**WHAT YOU WILL DO**
Restate each of the lines given below, word for word.

**GIVEN RECORDS**
----

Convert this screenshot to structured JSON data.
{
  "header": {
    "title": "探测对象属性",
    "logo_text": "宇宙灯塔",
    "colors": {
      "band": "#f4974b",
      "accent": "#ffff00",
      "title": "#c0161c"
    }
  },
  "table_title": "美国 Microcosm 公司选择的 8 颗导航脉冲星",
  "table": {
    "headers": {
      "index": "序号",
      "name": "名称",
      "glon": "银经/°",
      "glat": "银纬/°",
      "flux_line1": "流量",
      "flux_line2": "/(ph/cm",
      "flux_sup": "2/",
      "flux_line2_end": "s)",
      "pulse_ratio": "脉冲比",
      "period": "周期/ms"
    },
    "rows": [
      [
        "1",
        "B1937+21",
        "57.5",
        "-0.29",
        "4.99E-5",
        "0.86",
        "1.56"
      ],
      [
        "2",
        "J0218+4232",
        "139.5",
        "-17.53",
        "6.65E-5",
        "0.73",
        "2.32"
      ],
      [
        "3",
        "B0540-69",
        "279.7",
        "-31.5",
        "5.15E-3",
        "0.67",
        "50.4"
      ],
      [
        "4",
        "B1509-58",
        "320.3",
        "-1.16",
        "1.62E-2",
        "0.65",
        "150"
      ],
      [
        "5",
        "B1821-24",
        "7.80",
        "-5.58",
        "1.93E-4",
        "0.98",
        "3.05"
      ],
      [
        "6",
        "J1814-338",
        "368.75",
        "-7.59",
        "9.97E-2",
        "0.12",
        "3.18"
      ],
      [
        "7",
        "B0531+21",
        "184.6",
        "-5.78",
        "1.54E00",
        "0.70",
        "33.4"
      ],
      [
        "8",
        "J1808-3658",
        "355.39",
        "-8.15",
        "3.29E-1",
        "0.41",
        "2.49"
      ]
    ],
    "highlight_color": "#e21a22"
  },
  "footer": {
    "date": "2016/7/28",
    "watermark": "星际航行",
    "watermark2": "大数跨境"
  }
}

----

**COMPLETE OUTPUT**
Convert this screenshot to structured JSON data.
{
  "header": {
    "title": "探测对象属性",
    "logo_text": "宇宙灯塔",
    "colors": {
      "band": "#f4974b",
      "accent": "#ffff00",
      "title": "#c0161c"
    }
  },
  "table_title": "美国 Microcosm 公司选择的 8 颗导航脉冲星",
  "table": {
    "headers": {
      "index": "序号",
      "name": "名称",
      "glon": "银经/°",
      "glat": "银纬/°",
      "flux_line1": "流量",
      "flux_line2": "/(ph/cm",
      "flux_sup": "2/",
      "flux_line2_end": "s)",
      "pulse_ratio": "脉冲比",
      "period": "周期/ms"
    },
    "rows": [
      [
        "1",
        "B1937+21",
        "57.5",
        "-0.29",
        "4.99E-5",
        "0.86",
        "1.56"
      ],
      [
        "2",
        "J0218+4232",
        "139.5",
        "-17.53",
        "6.65E-5",
        "0.73",
        "2.32"
      ],
      [
        "3",
        "B0540-69",
        "279.7",
        "-31.5",
        "5.15E-3",
        "0.67",
        "50.4"
      ],
      [
        "4",
        "B1509-58",
        "320.3",
        "-1.16",
        "1.62E-2",
        "0.65",
        "150"
      ],
      [
        "5",
        "B1821-24",
        "7.80",
        "-5.58",
        "1.93E-4",
        "0.98",
        "3.05"
      ],
      [
        "6",
        "J1814-338",
        "368.75",
        "-7.59",
        "9.97E-2",
        "0.12",
        "3.18"
      ],
      [
        "7",
        "B0531+21",
        "184.6",
        "-5.78",
        "1.54E00",
        "0.70",
        "33.4"
      ],
      [
        "8",
        "J1808-3658",
        "355.39",
        "-8.15",
        "3.29E-1",
        "0.41",
        "2.49"
      ]
    ],
    "highlight_color": "#e21a22"
  },
  "footer": {
    "date": "2016/7/28",
    "watermark": "星际航行",
    "watermark2": "大数跨境"
  }
}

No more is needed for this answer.